[Short task]: Copy the records below exactly, leaving out any pictures.
»»
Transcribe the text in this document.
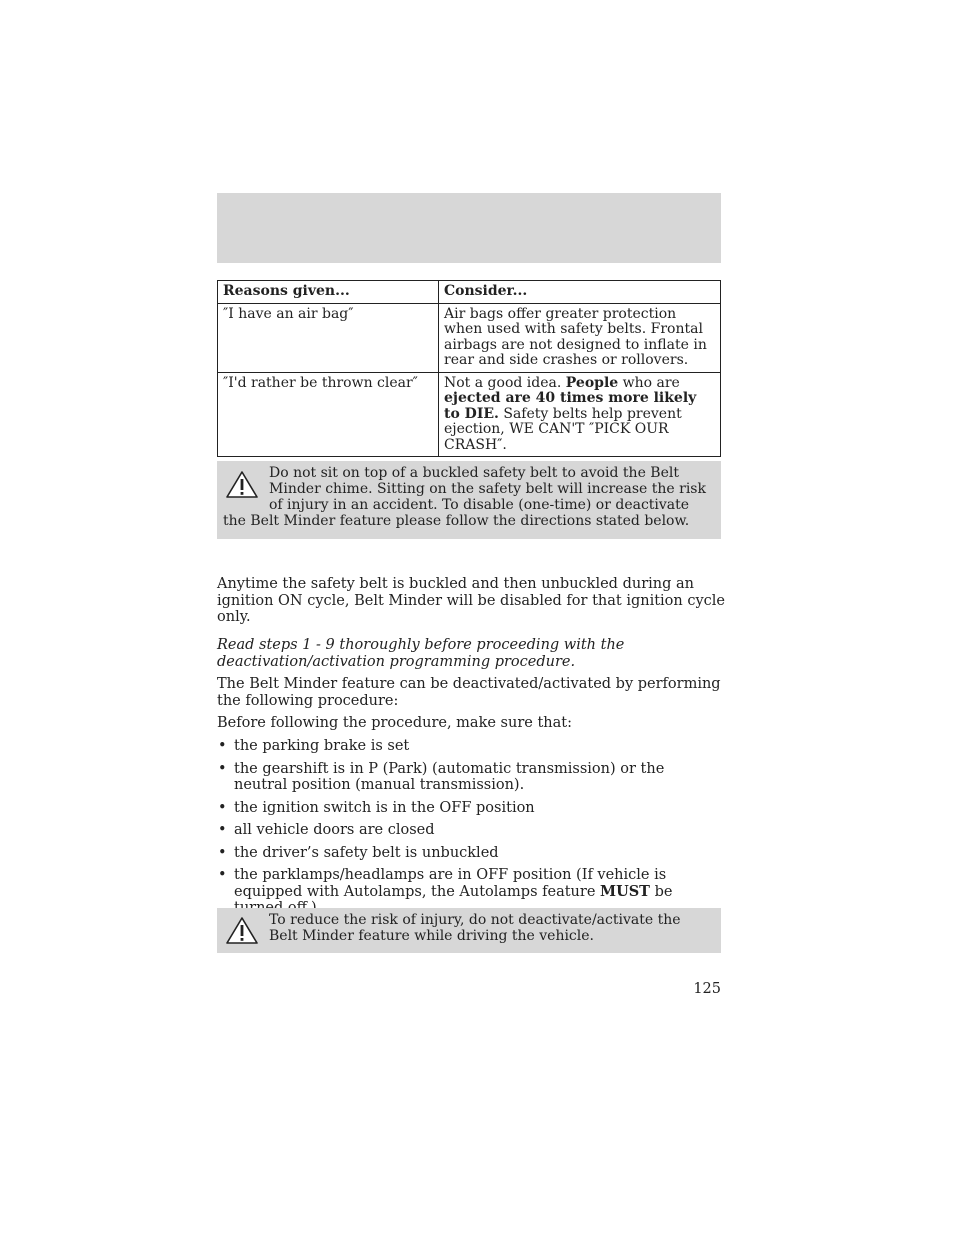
Reasons given...	Consider...
″I have an air bag″	Air bags offer greater protection when used with safety belts. Frontal airbags are not designed to inflate in rear and side crashes or rollovers.
″I'd rather be thrown clear″	Not a good idea. People who are ejected are 40 times more likely to DIE. Safety belts help prevent ejection, WE CAN'T ″PICK OUR CRASH″.
Do not sit on top of a buckled safety belt to avoid the Belt Minder chime. Sitting on the safety belt will increase the risk of injury in an accident. To disable (one-time) or deactivate the Belt Minder feature please follow the directions stated below.

Anytime the safety belt is buckled and then unbuckled during an ignition ON cycle, Belt Minder will be disabled for that ignition cycle only.

Read steps 1 - 9 thoroughly before proceeding with the deactivation/activation programming procedure.

The Belt Minder feature can be deactivated/activated by performing the following procedure:

Before following the procedure, make sure that:

• the parking brake is set
• the gearshift is in P (Park) (automatic transmission) or the neutral position (manual transmission).
• the ignition switch is in the OFF position
• all vehicle doors are closed
• the driver’s safety belt is unbuckled
• the parklamps/headlamps are in OFF position (If vehicle is equipped with Autolamps, the Autolamps feature MUST be
To reduce the risk of injury, do not deactivate/activate the Belt Minder feature while driving the vehicle.
125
««
[Output for this task]:
Transcribe the text in this document.
Reasons given...	Consider...
″I have an air bag″	Air bags offer greater protection when used with safety belts. Frontal airbags are not designed to inflate in rear and side crashes or rollovers.
″I'd rather be thrown clear″	Not a good idea. People who are ejected are 40 times more likely to DIE. Safety belts help prevent ejection, WE CAN'T ″PICK OUR CRASH″.
Do not sit on top of a buckled safety belt to avoid the Belt Minder chime. Sitting on the safety belt will increase the risk of injury in an accident. To disable (one-time) or deactivate the Belt Minder feature please follow the directions stated below.

Anytime the safety belt is buckled and then unbuckled during an ignition ON cycle, Belt Minder will be disabled for that ignition cycle only.

Read steps 1 - 9 thoroughly before proceeding with the deactivation/activation programming procedure.

The Belt Minder feature can be deactivated/activated by performing the following procedure:

Before following the procedure, make sure that:

• the parking brake is set
• the gearshift is in P (Park) (automatic transmission) or the neutral position (manual transmission).
• the ignition switch is in the OFF position
• all vehicle doors are closed
• the driver’s safety belt is unbuckled
• the parklamps/headlamps are in OFF position (If vehicle is equipped with Autolamps, the Autolamps feature MUST be
To reduce the risk of injury, do not deactivate/activate the Belt Minder feature while driving the vehicle.
125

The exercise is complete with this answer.